PÁGINA ->
^^^^

ANAIS
Prof. Dr. phil. Antonio Alexandre Bispo
A Ladainha de Santa Teresa é uma das divesas ladainhas que foram consideradas desde a década a década de 1960 em estudos culturais e musicológicos realizados no Brasil e que tiveram continuidade na Europa a partir de 1974.
O estudo de ladainhas compreende não só aquelas criadas por compositores, mestres de coros de igrejas, cantores ou organistas, como também aquelas transmitidas por transmissão oral, praticadas em meio rural, dirigidas por um capelão leigo. Ladainhas podem ser consideradas a partir de fontes em estudos histórico-musicais ou estudadas empiricamente através da observação ou da participação observante em práticas devocionais.
Ladainhas compostas por autor conhecido ou desconhecido, podem popularizar-se, o que é favorecido pela fácil memorização devido às repetições. Ladainhas transmitidas pela tradição oral podem ser resultado dessa popularização. O estudo de ladainhas exige assim procedimentos interdisciplinares e uma atenção dirigida a processos que ultrapassam esferas do erudito e do popular. Essas constatações marcaram os estudos iniciados iniciados nos anos que se seguiram ao Concílio Vaticano II no Brasil.
A prática das ladainhas, intensa na Idade Média, passou por restrições no século XVI, tendo sido reduzida àquela de Todos os Santos e à Ladainha Lauretana (Litaniae Lauretanae ou Litania de Beata). Essa restrição, porém, não interrompeu a prática de orações coletivas no meio popular, doméstico ou rural, em altares ou capelas.

^^^^

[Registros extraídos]
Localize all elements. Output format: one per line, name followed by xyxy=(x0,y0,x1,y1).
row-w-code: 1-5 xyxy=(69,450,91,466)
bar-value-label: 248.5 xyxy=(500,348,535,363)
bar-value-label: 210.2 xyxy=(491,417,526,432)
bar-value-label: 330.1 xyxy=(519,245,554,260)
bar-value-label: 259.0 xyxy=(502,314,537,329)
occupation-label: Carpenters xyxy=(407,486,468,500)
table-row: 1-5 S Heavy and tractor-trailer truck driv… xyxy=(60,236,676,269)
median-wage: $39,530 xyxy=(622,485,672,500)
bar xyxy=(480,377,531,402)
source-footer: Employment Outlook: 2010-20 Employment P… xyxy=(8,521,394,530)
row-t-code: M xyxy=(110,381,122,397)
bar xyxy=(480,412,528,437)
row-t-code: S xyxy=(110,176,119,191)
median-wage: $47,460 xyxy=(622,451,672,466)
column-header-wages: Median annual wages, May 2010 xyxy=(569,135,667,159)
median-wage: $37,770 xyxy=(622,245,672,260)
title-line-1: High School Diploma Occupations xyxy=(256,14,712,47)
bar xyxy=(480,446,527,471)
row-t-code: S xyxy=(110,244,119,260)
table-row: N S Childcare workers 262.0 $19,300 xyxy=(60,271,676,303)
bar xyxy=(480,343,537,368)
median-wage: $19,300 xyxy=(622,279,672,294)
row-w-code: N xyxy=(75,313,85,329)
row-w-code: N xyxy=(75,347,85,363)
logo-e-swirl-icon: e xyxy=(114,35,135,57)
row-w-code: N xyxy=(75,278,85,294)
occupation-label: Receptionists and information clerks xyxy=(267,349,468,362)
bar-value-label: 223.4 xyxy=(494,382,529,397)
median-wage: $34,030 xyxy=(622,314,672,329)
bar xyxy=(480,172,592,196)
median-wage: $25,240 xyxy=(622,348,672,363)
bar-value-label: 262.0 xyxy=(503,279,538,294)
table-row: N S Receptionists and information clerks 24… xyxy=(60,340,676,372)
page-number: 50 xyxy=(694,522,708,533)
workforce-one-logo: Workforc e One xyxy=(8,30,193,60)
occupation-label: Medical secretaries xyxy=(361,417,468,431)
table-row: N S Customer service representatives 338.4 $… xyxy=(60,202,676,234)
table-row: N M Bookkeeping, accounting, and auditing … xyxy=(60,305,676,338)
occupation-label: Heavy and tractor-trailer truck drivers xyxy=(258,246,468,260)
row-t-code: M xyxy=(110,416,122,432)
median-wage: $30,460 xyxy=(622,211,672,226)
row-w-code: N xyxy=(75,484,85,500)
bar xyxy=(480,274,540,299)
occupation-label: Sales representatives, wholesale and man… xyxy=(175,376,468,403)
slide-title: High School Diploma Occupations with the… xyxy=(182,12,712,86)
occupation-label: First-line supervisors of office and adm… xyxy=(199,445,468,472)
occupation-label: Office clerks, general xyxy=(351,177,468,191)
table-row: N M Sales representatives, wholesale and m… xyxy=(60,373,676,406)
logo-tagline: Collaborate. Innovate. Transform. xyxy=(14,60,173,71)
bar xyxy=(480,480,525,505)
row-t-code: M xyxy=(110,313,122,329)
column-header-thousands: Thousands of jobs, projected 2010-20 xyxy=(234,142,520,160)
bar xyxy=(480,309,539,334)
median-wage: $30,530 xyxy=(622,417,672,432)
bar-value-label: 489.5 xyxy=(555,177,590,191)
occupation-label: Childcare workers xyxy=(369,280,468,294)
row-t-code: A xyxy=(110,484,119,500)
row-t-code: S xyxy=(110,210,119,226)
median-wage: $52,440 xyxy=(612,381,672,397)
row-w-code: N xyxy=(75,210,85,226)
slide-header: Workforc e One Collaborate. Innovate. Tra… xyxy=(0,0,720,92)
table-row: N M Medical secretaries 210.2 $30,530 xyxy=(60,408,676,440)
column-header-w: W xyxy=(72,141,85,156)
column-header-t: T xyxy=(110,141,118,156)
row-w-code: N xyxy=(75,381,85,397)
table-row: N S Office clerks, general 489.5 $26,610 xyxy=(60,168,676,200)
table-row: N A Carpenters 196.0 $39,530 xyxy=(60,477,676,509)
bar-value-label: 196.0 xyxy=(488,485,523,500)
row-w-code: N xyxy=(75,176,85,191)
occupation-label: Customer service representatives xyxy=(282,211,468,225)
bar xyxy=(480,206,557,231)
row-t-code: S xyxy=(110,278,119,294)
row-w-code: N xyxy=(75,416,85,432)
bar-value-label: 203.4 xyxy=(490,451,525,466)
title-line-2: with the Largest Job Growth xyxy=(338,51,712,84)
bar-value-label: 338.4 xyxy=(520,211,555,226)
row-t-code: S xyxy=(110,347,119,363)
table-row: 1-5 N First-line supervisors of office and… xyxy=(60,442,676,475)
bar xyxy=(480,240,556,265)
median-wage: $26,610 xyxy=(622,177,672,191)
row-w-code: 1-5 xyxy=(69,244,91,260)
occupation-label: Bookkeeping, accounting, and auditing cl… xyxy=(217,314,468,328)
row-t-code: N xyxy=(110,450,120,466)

^^^^

ENUNCIADO DA TAREFA -> Duplique, do texto sobre ladainhas, o trecho que começa em "Ladainhas compostas por" e vai até "altares ou capelas.", incluindo essas palavras. As linhas não têm nenhum papel nisto.

TAREFA CONCLUÍDA ->
Ladainhas compostas por autor conhecido ou desconhecido, podem popularizar-se, o que é favorecido pela fácil memorização devido às repetições. Ladainhas transmitidas pela tradição oral podem ser resultado dessa popularização. O estudo de ladainhas exige assim procedimentos interdisciplinares e uma atenção dirigida a processos que ultrapassam esferas do erudito e do popular. Essas constatações marcaram os estudos iniciados iniciados nos anos que se seguiram ao Concílio Vaticano II no Brasil.
A prática das ladainhas, intensa na Idade Média, passou por restrições no século XVI, tendo sido reduzida àquela de Todos os Santos e à Ladainha Lauretana (Litaniae Lauretanae ou Litania de Beata). Essa restrição, porém, não interrompeu a prática de orações coletivas no meio popular, doméstico ou rural, em altares ou capelas.